Stored data:
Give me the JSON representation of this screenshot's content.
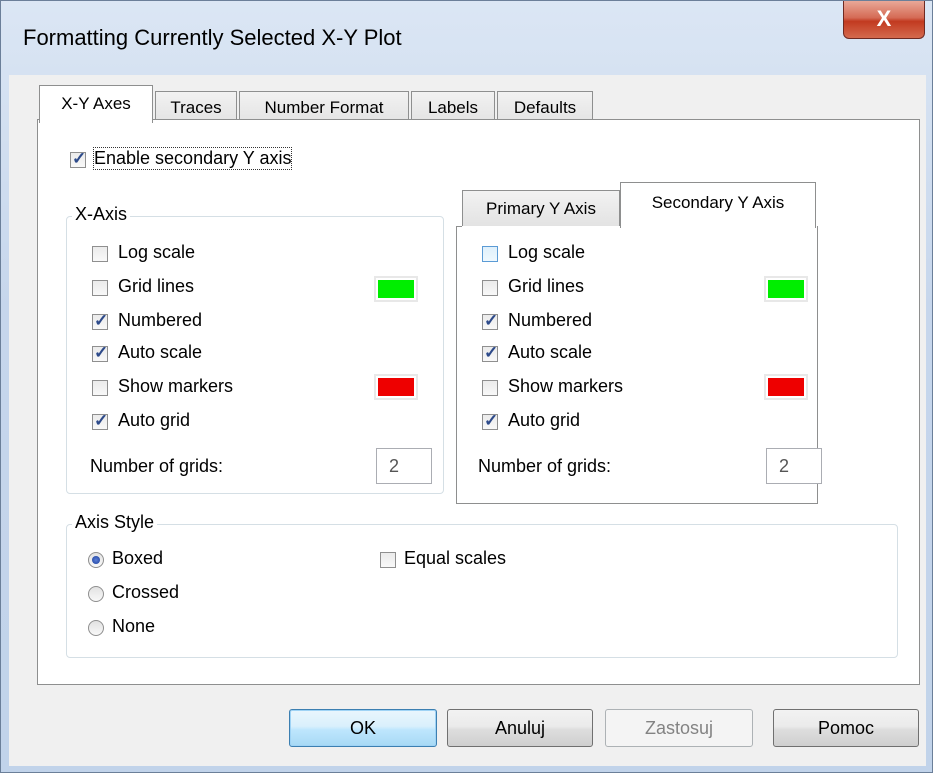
{
  "window": {
    "title": "Formatting Currently Selected X-Y Plot",
    "close_glyph": "X"
  },
  "tabs": [
    {
      "label": "X-Y Axes",
      "active": true
    },
    {
      "label": "Traces",
      "active": false
    },
    {
      "label": "Number Format",
      "active": false
    },
    {
      "label": "Labels",
      "active": false
    },
    {
      "label": "Defaults",
      "active": false
    }
  ],
  "secondary_y": {
    "label": "Enable secondary Y axis",
    "checked": true
  },
  "x_axis": {
    "title": "X-Axis",
    "log_scale": "Log scale",
    "grid_lines": "Grid lines",
    "numbered": "Numbered",
    "auto_scale": "Auto scale",
    "show_markers": "Show markers",
    "auto_grid": "Auto grid",
    "number_of_grids_label": "Number of grids:",
    "number_of_grids_value": "2",
    "grid_color": "#00ee00",
    "marker_color": "#ee0000"
  },
  "y_tabs": [
    {
      "label": "Primary Y Axis",
      "active": false
    },
    {
      "label": "Secondary Y Axis",
      "active": true
    }
  ],
  "y_axis": {
    "log_scale": "Log scale",
    "grid_lines": "Grid lines",
    "numbered": "Numbered",
    "auto_scale": "Auto scale",
    "show_markers": "Show markers",
    "auto_grid": "Auto grid",
    "number_of_grids_label": "Number of grids:",
    "number_of_grids_value": "2",
    "grid_color": "#00ee00",
    "marker_color": "#ee0000"
  },
  "axis_style": {
    "title": "Axis Style",
    "boxed": "Boxed",
    "crossed": "Crossed",
    "none": "None",
    "equal_scales": "Equal scales",
    "selected": "Boxed"
  },
  "buttons": {
    "ok": "OK",
    "cancel": "Anuluj",
    "apply": "Zastosuj",
    "help": "Pomoc"
  }
}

● WHAT IS NEEDED: Reproduce every record word for word. The copy must contain no pictures.

● EXPECTED ANSWER:
Give me the JSON representation of this screenshot's content.
{
  "window": {
    "title": "Formatting Currently Selected X-Y Plot",
    "close_glyph": "X"
  },
  "tabs": [
    {
      "label": "X-Y Axes",
      "active": true
    },
    {
      "label": "Traces",
      "active": false
    },
    {
      "label": "Number Format",
      "active": false
    },
    {
      "label": "Labels",
      "active": false
    },
    {
      "label": "Defaults",
      "active": false
    }
  ],
  "secondary_y": {
    "label": "Enable secondary Y axis",
    "checked": true
  },
  "x_axis": {
    "title": "X-Axis",
    "log_scale": "Log scale",
    "grid_lines": "Grid lines",
    "numbered": "Numbered",
    "auto_scale": "Auto scale",
    "show_markers": "Show markers",
    "auto_grid": "Auto grid",
    "number_of_grids_label": "Number of grids:",
    "number_of_grids_value": "2",
    "grid_color": "#00ee00",
    "marker_color": "#ee0000"
  },
  "y_tabs": [
    {
      "label": "Primary Y Axis",
      "active": false
    },
    {
      "label": "Secondary Y Axis",
      "active": true
    }
  ],
  "y_axis": {
    "log_scale": "Log scale",
    "grid_lines": "Grid lines",
    "numbered": "Numbered",
    "auto_scale": "Auto scale",
    "show_markers": "Show markers",
    "auto_grid": "Auto grid",
    "number_of_grids_label": "Number of grids:",
    "number_of_grids_value": "2",
    "grid_color": "#00ee00",
    "marker_color": "#ee0000"
  },
  "axis_style": {
    "title": "Axis Style",
    "boxed": "Boxed",
    "crossed": "Crossed",
    "none": "None",
    "equal_scales": "Equal scales",
    "selected": "Boxed"
  },
  "buttons": {
    "ok": "OK",
    "cancel": "Anuluj",
    "apply": "Zastosuj",
    "help": "Pomoc"
  }
}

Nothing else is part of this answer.